- **EXERCISE AIM**
Return the material below in full and exactly.
──────── DATA ENTRIES ────────
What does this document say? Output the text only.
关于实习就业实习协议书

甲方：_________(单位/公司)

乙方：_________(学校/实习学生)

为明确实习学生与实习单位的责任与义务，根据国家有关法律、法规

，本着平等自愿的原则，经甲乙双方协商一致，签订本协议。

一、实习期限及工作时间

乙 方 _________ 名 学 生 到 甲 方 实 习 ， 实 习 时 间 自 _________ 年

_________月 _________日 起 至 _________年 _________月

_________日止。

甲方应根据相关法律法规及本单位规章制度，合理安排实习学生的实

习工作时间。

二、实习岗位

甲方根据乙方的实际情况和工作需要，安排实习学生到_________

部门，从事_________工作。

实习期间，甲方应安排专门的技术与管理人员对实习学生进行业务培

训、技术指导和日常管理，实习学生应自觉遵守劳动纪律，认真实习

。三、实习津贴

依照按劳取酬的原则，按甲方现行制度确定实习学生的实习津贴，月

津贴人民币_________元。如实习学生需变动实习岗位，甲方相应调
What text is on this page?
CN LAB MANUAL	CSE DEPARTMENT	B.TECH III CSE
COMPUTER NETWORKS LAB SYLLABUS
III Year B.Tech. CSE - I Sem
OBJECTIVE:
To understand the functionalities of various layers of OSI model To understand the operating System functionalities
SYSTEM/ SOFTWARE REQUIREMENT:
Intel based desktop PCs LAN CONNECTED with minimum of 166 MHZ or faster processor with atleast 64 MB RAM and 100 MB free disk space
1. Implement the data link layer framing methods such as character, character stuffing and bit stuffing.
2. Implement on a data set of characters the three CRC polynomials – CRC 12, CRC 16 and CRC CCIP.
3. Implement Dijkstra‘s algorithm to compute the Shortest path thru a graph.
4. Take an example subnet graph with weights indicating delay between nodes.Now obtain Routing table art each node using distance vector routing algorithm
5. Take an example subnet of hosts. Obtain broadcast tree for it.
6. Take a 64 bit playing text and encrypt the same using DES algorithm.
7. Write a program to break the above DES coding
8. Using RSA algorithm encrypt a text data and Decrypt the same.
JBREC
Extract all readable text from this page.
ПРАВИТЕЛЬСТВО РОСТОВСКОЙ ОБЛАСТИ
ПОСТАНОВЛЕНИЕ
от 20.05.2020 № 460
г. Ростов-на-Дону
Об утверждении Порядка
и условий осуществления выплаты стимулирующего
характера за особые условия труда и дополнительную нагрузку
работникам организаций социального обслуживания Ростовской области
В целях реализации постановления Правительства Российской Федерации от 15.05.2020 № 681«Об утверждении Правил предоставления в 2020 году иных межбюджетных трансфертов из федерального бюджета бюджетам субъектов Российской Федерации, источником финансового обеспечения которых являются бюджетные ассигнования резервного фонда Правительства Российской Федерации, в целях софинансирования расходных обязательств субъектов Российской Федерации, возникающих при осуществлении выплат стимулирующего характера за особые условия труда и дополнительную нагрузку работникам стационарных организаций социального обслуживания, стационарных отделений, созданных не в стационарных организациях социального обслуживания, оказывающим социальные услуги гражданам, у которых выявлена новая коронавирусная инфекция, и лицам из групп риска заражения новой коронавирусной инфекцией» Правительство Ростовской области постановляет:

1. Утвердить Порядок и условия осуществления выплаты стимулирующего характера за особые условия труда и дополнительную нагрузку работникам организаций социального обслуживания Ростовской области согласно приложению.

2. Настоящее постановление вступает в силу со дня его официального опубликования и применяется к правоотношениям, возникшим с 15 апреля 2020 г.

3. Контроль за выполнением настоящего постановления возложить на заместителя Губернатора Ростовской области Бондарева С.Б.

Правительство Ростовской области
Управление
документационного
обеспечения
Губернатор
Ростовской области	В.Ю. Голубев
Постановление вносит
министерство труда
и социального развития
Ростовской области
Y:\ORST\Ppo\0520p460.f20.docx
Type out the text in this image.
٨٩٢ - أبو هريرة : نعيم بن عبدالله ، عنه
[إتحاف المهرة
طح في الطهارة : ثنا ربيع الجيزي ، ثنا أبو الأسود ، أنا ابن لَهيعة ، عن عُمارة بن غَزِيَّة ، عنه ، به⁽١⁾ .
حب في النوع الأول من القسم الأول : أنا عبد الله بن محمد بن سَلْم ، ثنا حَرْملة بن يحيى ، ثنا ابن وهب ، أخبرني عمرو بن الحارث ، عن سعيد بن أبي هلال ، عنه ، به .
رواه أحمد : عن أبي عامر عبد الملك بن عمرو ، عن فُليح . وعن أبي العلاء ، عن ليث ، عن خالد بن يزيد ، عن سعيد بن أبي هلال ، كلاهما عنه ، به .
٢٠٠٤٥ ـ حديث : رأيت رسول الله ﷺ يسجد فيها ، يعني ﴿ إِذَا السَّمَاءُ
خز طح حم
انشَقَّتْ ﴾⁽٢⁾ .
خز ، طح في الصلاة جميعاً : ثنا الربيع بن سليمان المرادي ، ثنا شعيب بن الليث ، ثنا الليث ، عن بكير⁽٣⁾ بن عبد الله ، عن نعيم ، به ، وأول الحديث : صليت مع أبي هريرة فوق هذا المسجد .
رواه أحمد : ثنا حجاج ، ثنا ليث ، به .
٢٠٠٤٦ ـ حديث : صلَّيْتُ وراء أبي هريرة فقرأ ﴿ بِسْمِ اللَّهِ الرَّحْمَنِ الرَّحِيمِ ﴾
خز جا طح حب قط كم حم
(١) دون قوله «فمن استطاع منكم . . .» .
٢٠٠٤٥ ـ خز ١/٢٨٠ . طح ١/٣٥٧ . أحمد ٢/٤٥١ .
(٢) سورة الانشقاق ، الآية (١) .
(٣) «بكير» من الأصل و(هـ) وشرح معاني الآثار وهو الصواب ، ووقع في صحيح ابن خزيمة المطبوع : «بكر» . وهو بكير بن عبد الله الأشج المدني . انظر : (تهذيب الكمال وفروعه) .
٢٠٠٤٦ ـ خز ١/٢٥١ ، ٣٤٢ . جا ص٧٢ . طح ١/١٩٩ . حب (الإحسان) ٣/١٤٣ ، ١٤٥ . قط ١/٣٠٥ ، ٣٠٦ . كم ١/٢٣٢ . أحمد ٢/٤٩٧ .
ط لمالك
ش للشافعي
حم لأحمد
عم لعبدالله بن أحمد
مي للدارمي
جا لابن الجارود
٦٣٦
────────
- **EXPECTED ANSWER**
What does this document say? Output the text only.
关于实习就业实习协议书

甲方：_________(单位/公司)

乙方：_________(学校/实习学生)

为明确实习学生与实习单位的责任与义务，根据国家有关法律、法规

，本着平等自愿的原则，经甲乙双方协商一致，签订本协议。

一、实习期限及工作时间

乙 方 _________ 名 学 生 到 甲 方 实 习 ， 实 习 时 间 自 _________ 年

_________月 _________日 起 至 _________年 _________月

_________日止。

甲方应根据相关法律法规及本单位规章制度，合理安排实习学生的实

习工作时间。

二、实习岗位

甲方根据乙方的实际情况和工作需要，安排实习学生到_________

部门，从事_________工作。

实习期间，甲方应安排专门的技术与管理人员对实习学生进行业务培

训、技术指导和日常管理，实习学生应自觉遵守劳动纪律，认真实习

。三、实习津贴

依照按劳取酬的原则，按甲方现行制度确定实习学生的实习津贴，月

津贴人民币_________元。如实习学生需变动实习岗位，甲方相应调
What text is on this page?
CN LAB MANUAL	CSE DEPARTMENT	B.TECH III CSE
COMPUTER NETWORKS LAB SYLLABUS
III Year B.Tech. CSE - I Sem
OBJECTIVE:
To understand the functionalities of various layers of OSI model To understand the operating System functionalities
SYSTEM/ SOFTWARE REQUIREMENT:
Intel based desktop PCs LAN CONNECTED with minimum of 166 MHZ or faster processor with atleast 64 MB RAM and 100 MB free disk space
1. Implement the data link layer framing methods such as character, character stuffing and bit stuffing.
2. Implement on a data set of characters the three CRC polynomials – CRC 12, CRC 16 and CRC CCIP.
3. Implement Dijkstra‘s algorithm to compute the Shortest path thru a graph.
4. Take an example subnet graph with weights indicating delay between nodes.Now obtain Routing table art each node using distance vector routing algorithm
5. Take an example subnet of hosts. Obtain broadcast tree for it.
6. Take a 64 bit playing text and encrypt the same using DES algorithm.
7. Write a program to break the above DES coding
8. Using RSA algorithm encrypt a text data and Decrypt the same.
JBREC
Extract all readable text from this page.
ПРАВИТЕЛЬСТВО РОСТОВСКОЙ ОБЛАСТИ
ПОСТАНОВЛЕНИЕ
от 20.05.2020 № 460
г. Ростов-на-Дону
Об утверждении Порядка
и условий осуществления выплаты стимулирующего
характера за особые условия труда и дополнительную нагрузку
работникам организаций социального обслуживания Ростовской области
В целях реализации постановления Правительства Российской Федерации от 15.05.2020 № 681«Об утверждении Правил предоставления в 2020 году иных межбюджетных трансфертов из федерального бюджета бюджетам субъектов Российской Федерации, источником финансового обеспечения которых являются бюджетные ассигнования резервного фонда Правительства Российской Федерации, в целях софинансирования расходных обязательств субъектов Российской Федерации, возникающих при осуществлении выплат стимулирующего характера за особые условия труда и дополнительную нагрузку работникам стационарных организаций социального обслуживания, стационарных отделений, созданных не в стационарных организациях социального обслуживания, оказывающим социальные услуги гражданам, у которых выявлена новая коронавирусная инфекция, и лицам из групп риска заражения новой коронавирусной инфекцией» Правительство Ростовской области постановляет:

1. Утвердить Порядок и условия осуществления выплаты стимулирующего характера за особые условия труда и дополнительную нагрузку работникам организаций социального обслуживания Ростовской области согласно приложению.

2. Настоящее постановление вступает в силу со дня его официального опубликования и применяется к правоотношениям, возникшим с 15 апреля 2020 г.

3. Контроль за выполнением настоящего постановления возложить на заместителя Губернатора Ростовской области Бондарева С.Б.

Правительство Ростовской области
Управление
документационного
обеспечения
Губернатор
Ростовской области	В.Ю. Голубев
Постановление вносит
министерство труда
и социального развития
Ростовской области
Y:\ORST\Ppo\0520p460.f20.docx
Type out the text in this image.
٨٩٢ - أبو هريرة : نعيم بن عبدالله ، عنه
[إتحاف المهرة
طح في الطهارة : ثنا ربيع الجيزي ، ثنا أبو الأسود ، أنا ابن لَهيعة ، عن عُمارة بن غَزِيَّة ، عنه ، به⁽١⁾ .
حب في النوع الأول من القسم الأول : أنا عبد الله بن محمد بن سَلْم ، ثنا حَرْملة بن يحيى ، ثنا ابن وهب ، أخبرني عمرو بن الحارث ، عن سعيد بن أبي هلال ، عنه ، به .
رواه أحمد : عن أبي عامر عبد الملك بن عمرو ، عن فُليح . وعن أبي العلاء ، عن ليث ، عن خالد بن يزيد ، عن سعيد بن أبي هلال ، كلاهما عنه ، به .
٢٠٠٤٥ ـ حديث : رأيت رسول الله ﷺ يسجد فيها ، يعني ﴿ إِذَا السَّمَاءُ
خز طح حم
انشَقَّتْ ﴾⁽٢⁾ .
خز ، طح في الصلاة جميعاً : ثنا الربيع بن سليمان المرادي ، ثنا شعيب بن الليث ، ثنا الليث ، عن بكير⁽٣⁾ بن عبد الله ، عن نعيم ، به ، وأول الحديث : صليت مع أبي هريرة فوق هذا المسجد .
رواه أحمد : ثنا حجاج ، ثنا ليث ، به .
٢٠٠٤٦ ـ حديث : صلَّيْتُ وراء أبي هريرة فقرأ ﴿ بِسْمِ اللَّهِ الرَّحْمَنِ الرَّحِيمِ ﴾
خز جا طح حب قط كم حم
(١) دون قوله «فمن استطاع منكم . . .» .
٢٠٠٤٥ ـ خز ١/٢٨٠ . طح ١/٣٥٧ . أحمد ٢/٤٥١ .
(٢) سورة الانشقاق ، الآية (١) .
(٣) «بكير» من الأصل و(هـ) وشرح معاني الآثار وهو الصواب ، ووقع في صحيح ابن خزيمة المطبوع : «بكر» . وهو بكير بن عبد الله الأشج المدني . انظر : (تهذيب الكمال وفروعه) .
٢٠٠٤٦ ـ خز ١/٢٥١ ، ٣٤٢ . جا ص٧٢ . طح ١/١٩٩ . حب (الإحسان) ٣/١٤٣ ، ١٤٥ . قط ١/٣٠٥ ، ٣٠٦ . كم ١/٢٣٢ . أحمد ٢/٤٩٧ .
ط لمالك
ش للشافعي
حم لأحمد
عم لعبدالله بن أحمد
مي للدارمي
جا لابن الجارود
٦٣٦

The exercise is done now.